(Data excerpts)
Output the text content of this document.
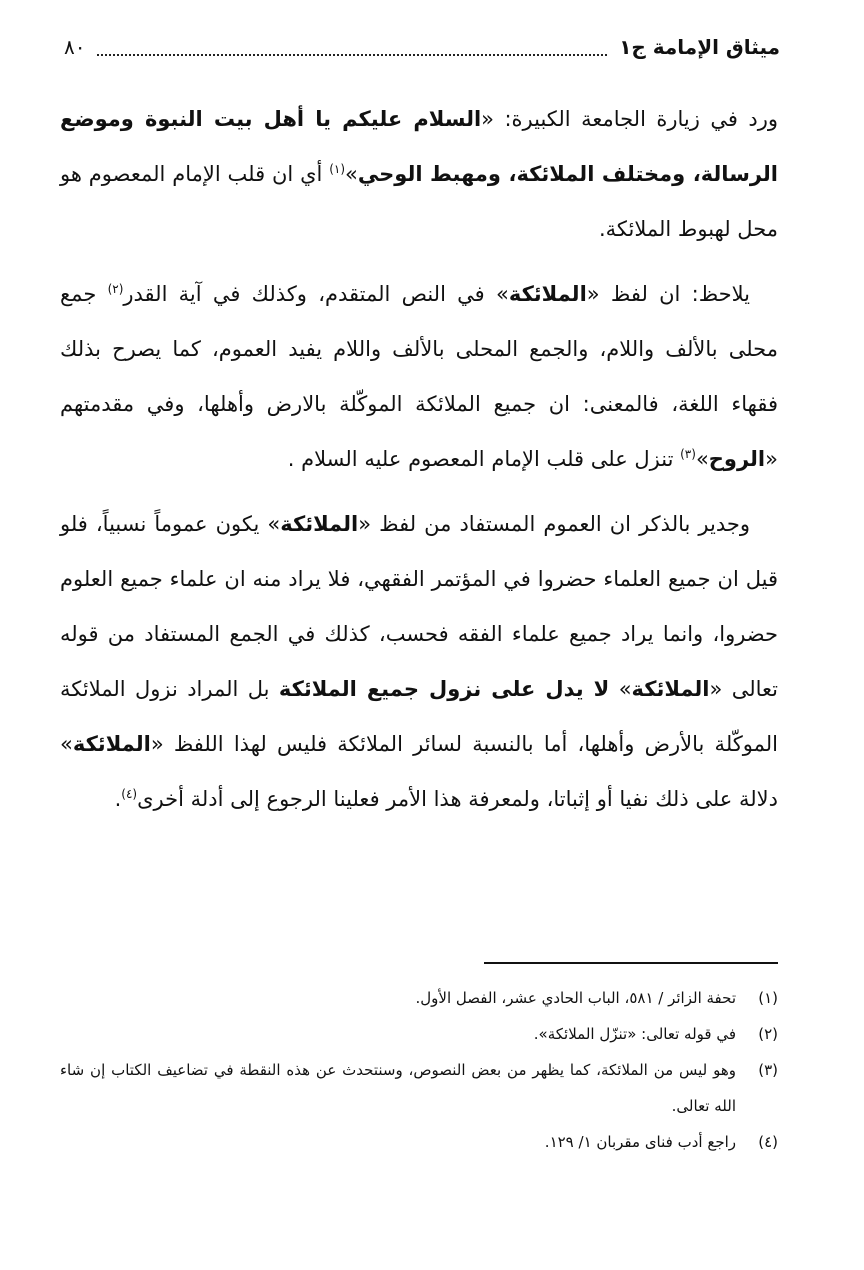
٨٠	ميثاق الإمامة ج١

ورد في زيارة الجامعة الكبيرة: «السلام عليكم يا أهل بيت النبوة وموضع الرسالة، ومختلف الملائكة، ومهبط الوحي»$^{(١)}$ أي ان قلب الإمام المعصوم هو محل لهبوط الملائكة.

يلاحظ: ان لفظ «الملائكة» في النص المتقدم، وكذلك في آية القدر$^{(٢)}$ جمع محلى بالألف واللام، والجمع المحلى بالألف واللام يفيد العموم، كما يصرح بذلك فقهاء اللغة، فالمعنى: ان جميع الملائكة الموكّلة بالارض وأهلها، وفي مقدمتهم «الروح»$^{(٣)}$ تنزل على قلب الإمام المعصوم عليه السلام .

وجدير بالذكر ان العموم المستفاد من لفظ «الملائكة» يكون عموماً نسبياً، فلو قيل ان جميع العلماء حضروا في المؤتمر الفقهي، فلا يراد منه ان علماء جميع العلوم حضروا، وانما يراد جميع علماء الفقه فحسب، كذلك في الجمع المستفاد من قوله تعالى «الملائكة» لا يدل على نزول جميع الملائكة بل المراد نزول الملائكة الموكّلة بالأرض وأهلها، أما بالنسبة لسائر الملائكة فليس لهذا اللفظ «الملائكة» دلالة على ذلك نفيا أو إثباتا، ولمعرفة هذا الأمر فعلينا الرجوع إلى أدلة أخرى$^{(٤)}$.

(١)
تحفة الزائر / ٥٨١، الباب الحادي عشر، الفصل الأول.
(٢)
في قوله تعالى: «تنزّل الملائكة».
(٣)
وهو ليس من الملائكة، كما يظهر من بعض النصوص، وسنتحدث عن هذه النقطة في تضاعيف الكتاب إن شاء الله تعالى.
(٤)
راجع أدب فناى مقربان ١/ ١٢٩.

- _Goal_: Report each line in the data that holds the word "العموم".

- _The result_:
يلاحظ: ان لفظ «الملائكة» في النص المتقدم، وكذلك في آية القدر$^{(٢)}$ جمع محلى بالألف واللام، والجمع المحلى بالألف واللام يفيد العموم، كما يصرح بذلك فقهاء اللغة، فالمعنى: ان جميع الملائكة الموكّلة بالارض وأهلها، وفي مقدمتهم «الروح»$^{(٣)}$ تنزل على قلب الإمام المعصوم عليه السلام .
وجدير بالذكر ان العموم المستفاد من لفظ «الملائكة» يكون عموماً نسبياً، فلو قيل ان جميع العلماء حضروا في المؤتمر الفقهي، فلا يراد منه ان علماء جميع العلوم حضروا، وانما يراد جميع علماء الفقه فحسب، كذلك في الجمع المستفاد من قوله تعالى «الملائكة» لا يدل على نزول جميع الملائكة بل المراد نزول الملائكة الموكّلة بالأرض وأهلها، أما بالنسبة لسائر الملائكة فليس لهذا اللفظ «الملائكة» دلالة على ذلك نفيا أو إثباتا، ولمعرفة هذا الأمر فعلينا الرجوع إلى أدلة أخرى$^{(٤)}$.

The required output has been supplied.